** start of Records for this exercise **

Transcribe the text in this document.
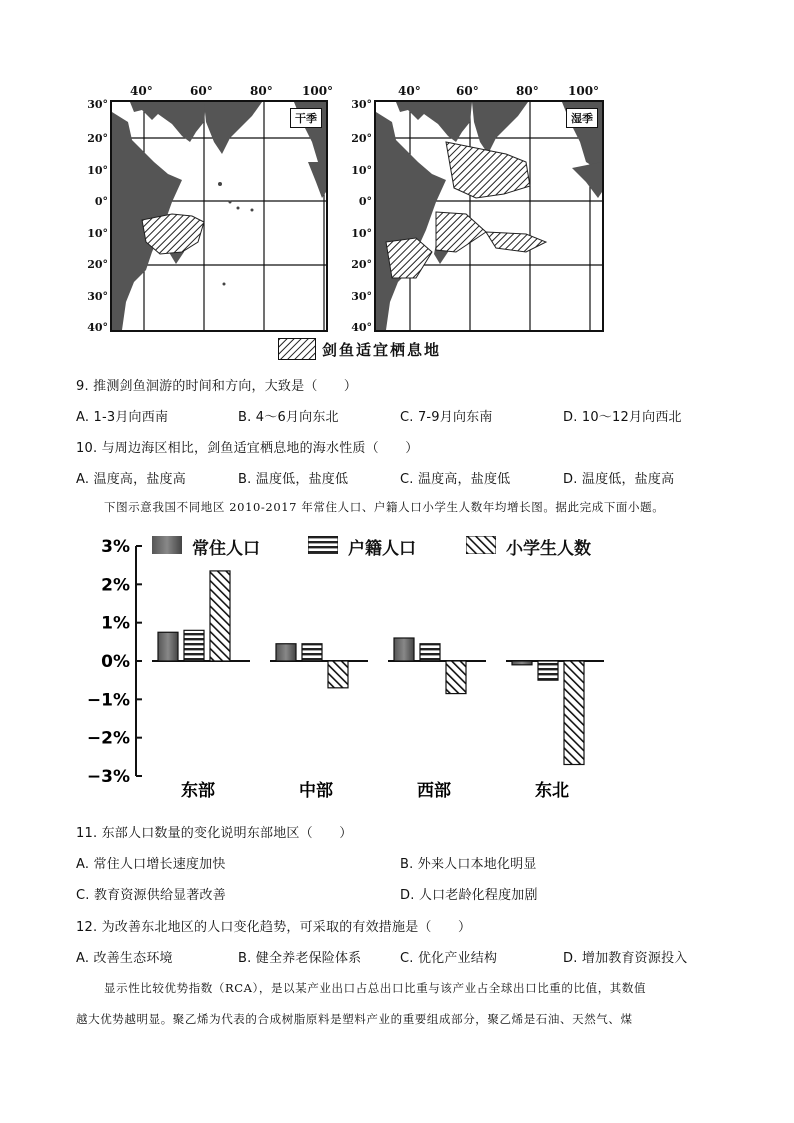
40°	60°	80° 100°	40°	60°	80° 100°
30°
20°
10°
0°
10°
20°
30°
40°
30°
20°
10°
0°
10°
20°
30°
40°
干季	湿季
剑鱼适宜栖息地
9. 推测剑鱼洄游的时间和方向，大致是（　　）
A. 1-3月向西南	B. 4～6月向东北	C. 7-9月向东南	D. 10～12月向西北
10. 与周边海区相比，剑鱼适宜栖息地的海水性质（　　）
A. 温度高，盐度高	B. 温度低，盐度低	C. 温度高，盐度低	D. 温度低，盐度高
下图示意我国不同地区 2010-2017 年常住人口、户籍人口小学生人数年均增长图。据此完成下面小题。
3%
2%
1%
0%
−1%
−2%
−3%
东部	中部	西部	东北
常住人口	户籍人口	小学生人数
11. 东部人口数量的变化说明东部地区（　　）
A. 常住人口增长速度加快	B. 外来人口本地化明显
C. 教育资源供给显著改善	D. 人口老龄化程度加剧
12. 为改善东北地区的人口变化趋势，可采取的有效措施是（　　）
A. 改善生态环境	B. 健全养老保险体系	C. 优化产业结构	D. 增加教育资源投入
显示性比较优势指数（RCA），是以某产业出口占总出口比重与该产业占全球出口比重的比值，其数值
越大优势越明显。聚乙烯为代表的合成树脂原料是塑料产业的重要组成部分，聚乙烯是石油、天然气、煤
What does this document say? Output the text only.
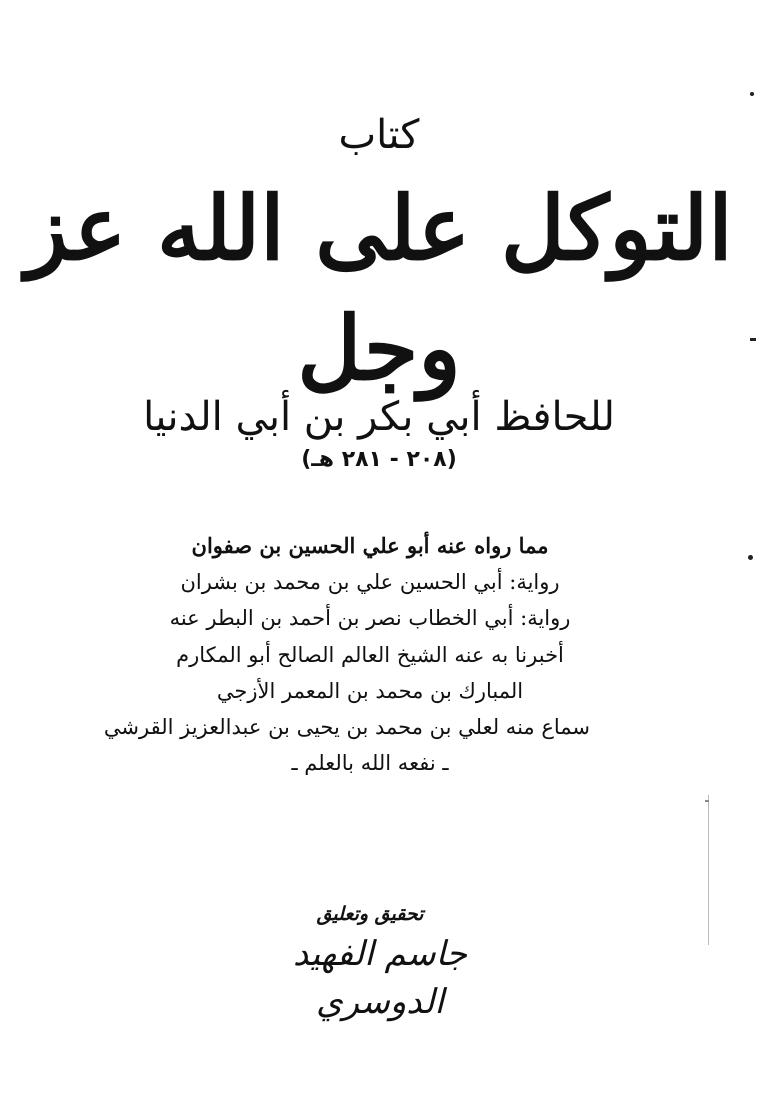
كتاب
التوكل على الله عز وجل
للحافظ أبي بكر بن أبي الدنيا
(٢٠٨ - ٢٨١ هـ)
مما رواه عنه أبو علي الحسين بن صفوان
رواية: أبي الحسين علي بن محمد بن بشران
رواية: أبي الخطاب نصر بن أحمد بن البطر عنه
أخبرنا به عنه الشيخ العالم الصالح أبو المكارم
المبارك بن محمد بن المعمر الأزجي
سماع منه لعلي بن محمد بن يحيى بن عبدالعزيز القرشي
ـ نفعه الله بالعلم ـ
تحقيق وتعليق
جاسم الفهيد الدوسري
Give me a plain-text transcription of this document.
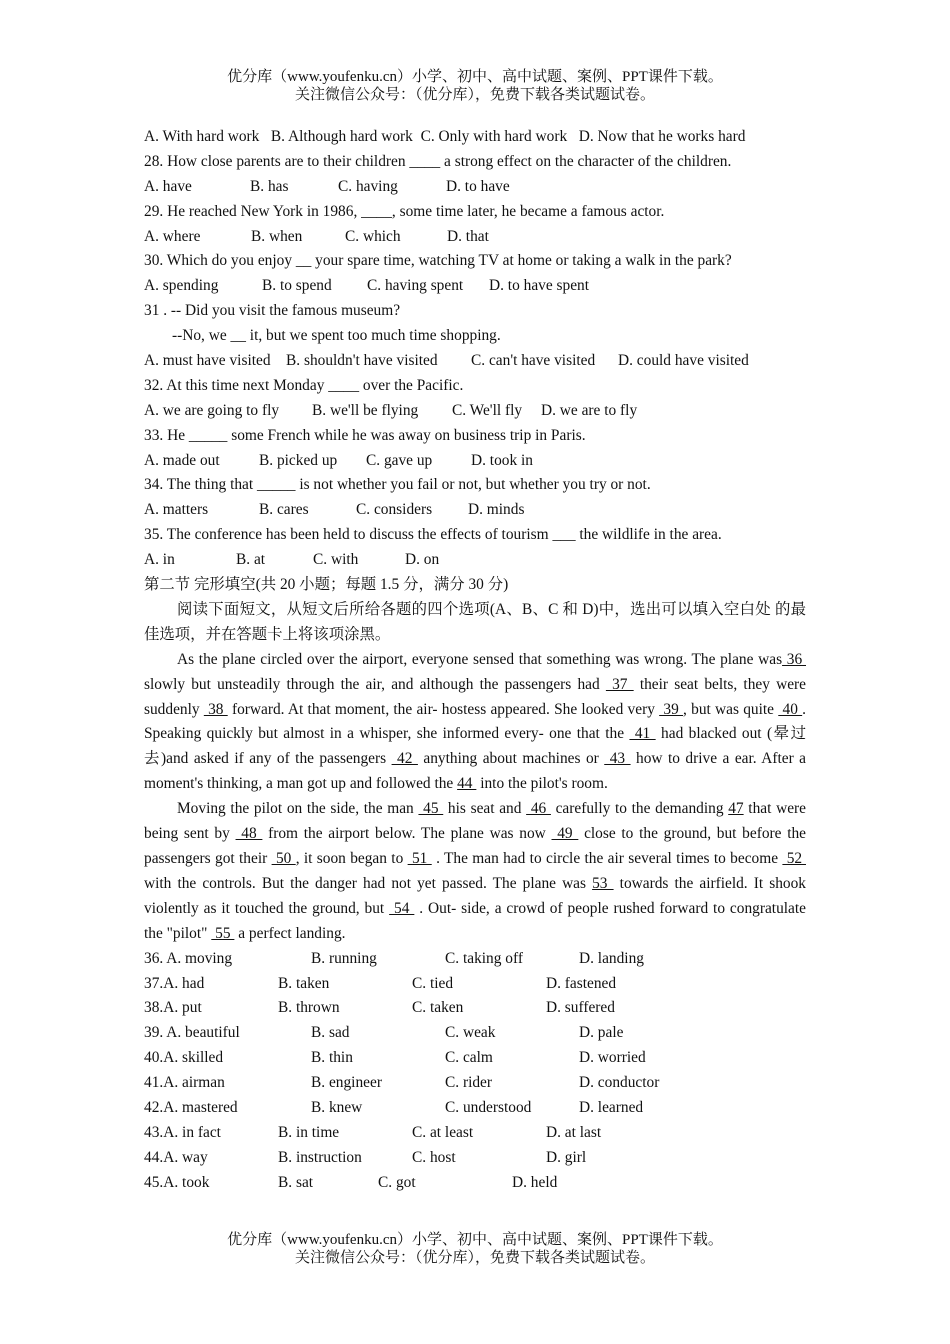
优分库（www.youfenku.cn）小学、初中、高中试题、案例、PPT课件下载。
关注微信公众号：（优分库），免费下载各类试题试卷。
A. With hard work B. Although hard work C. Only with hard work D. Now that he works hard
28. How close parents are to their children ____ a strong effect on the character of the children.
A. have	B. has	C. having	D. to have
29. He reached New York in 1986, ____, some time later, he became a famous actor.
A. where	B. when	C. which	D. that
30. Which do you enjoy __ your spare time, watching TV at home or taking a walk in the park?
A. spending	B. to spend C. having spent D. to have spent
31 . -- Did you visit the famous museum?
--No, we __ it, but we spent too much time shopping.
A. must have visited B. shouldn't have visited C. can't have visited D. could have visited
32. At this time next Monday ____ over the Pacific.
A. we are going to fly B. we'll be flying C. We'll fly D. we are to fly
33. He _____ some French while he was away on business trip in Paris.
A. made out	B. picked up C. gave up	D. took in
34. The thing that _____ is not whether you fail or not, but whether you try or not.
A. matters	B. cares	C. considers D. minds
35. The conference has been held to discuss the effects of tourism ___ the wildlife in the area.
A. in	B. at	C. with	D. on
第二节 完形填空(共 20 小题；每题 1.5 分，满分 30 分)

阅读下面短文，从短文后所给各题的四个选项(A、B、C 和 D)中，选出可以填入空白处 的最佳选项，并在答题卡上将该项涂黑。

As the plane circled over the airport, everyone sensed that something was wrong. The plane was 36  slowly but unsteadily through the air, and although the passengers had  37  their seat belts, they were suddenly  38  forward. At that moment, the air- hostess appeared. She looked very  39 , but was quite  40 . Speaking quickly but almost in a whisper, she informed every- one that the  41  had blacked out (晕过去)and asked if any of the passengers  42  anything about machines or  43  how to drive a ear. After a moment's thinking, a man got up and followed the 44  into the pilot's room.

Moving the pilot on the side, the man  45  his seat and  46  carefully to the demanding 47 that were being sent by  48  from the airport below. The plane was now  49  close to the ground, but before the passengers got their  50 , it soon began to  51  . The man had to circle the air several times to become  52  with the controls. But the danger had not yet passed. The plane was 53  towards the airfield. It shook violently as it touched the ground, but  54  . Out- side, a crowd of people rushed forward to congratulate the "pilot"  55  a perfect landing.

36. A. moving	B. running	C. taking off	D. landing
37.A. had	B. taken	C. tied	D. fastened
38.A. put	B. thrown	C. taken	D. suffered
39. A. beautiful	B. sad	C. weak	D. pale
40.A. skilled	B. thin	C. calm	D. worried
41.A. airman	B. engineer	C. rider	D. conductor
42.A. mastered	B. knew	C. understood	D. learned
43.A. in fact	B. in time	C. at least	D. at last
44.A. way	B. instruction	C. host	D. girl
45.A. took	B. sat	C. got	D. held
优分库（www.youfenku.cn）小学、初中、高中试题、案例、PPT课件下载。
关注微信公众号：（优分库），免费下载各类试题试卷。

** end of Records for this exercise **

### [Goal]
Check each line of the records for the word "الحسين" and extract those that contain it.

### [Result of the task]
مما رواه عنه أبو علي الحسين بن صفوان
رواية: أبي الحسين علي بن محمد بن بشران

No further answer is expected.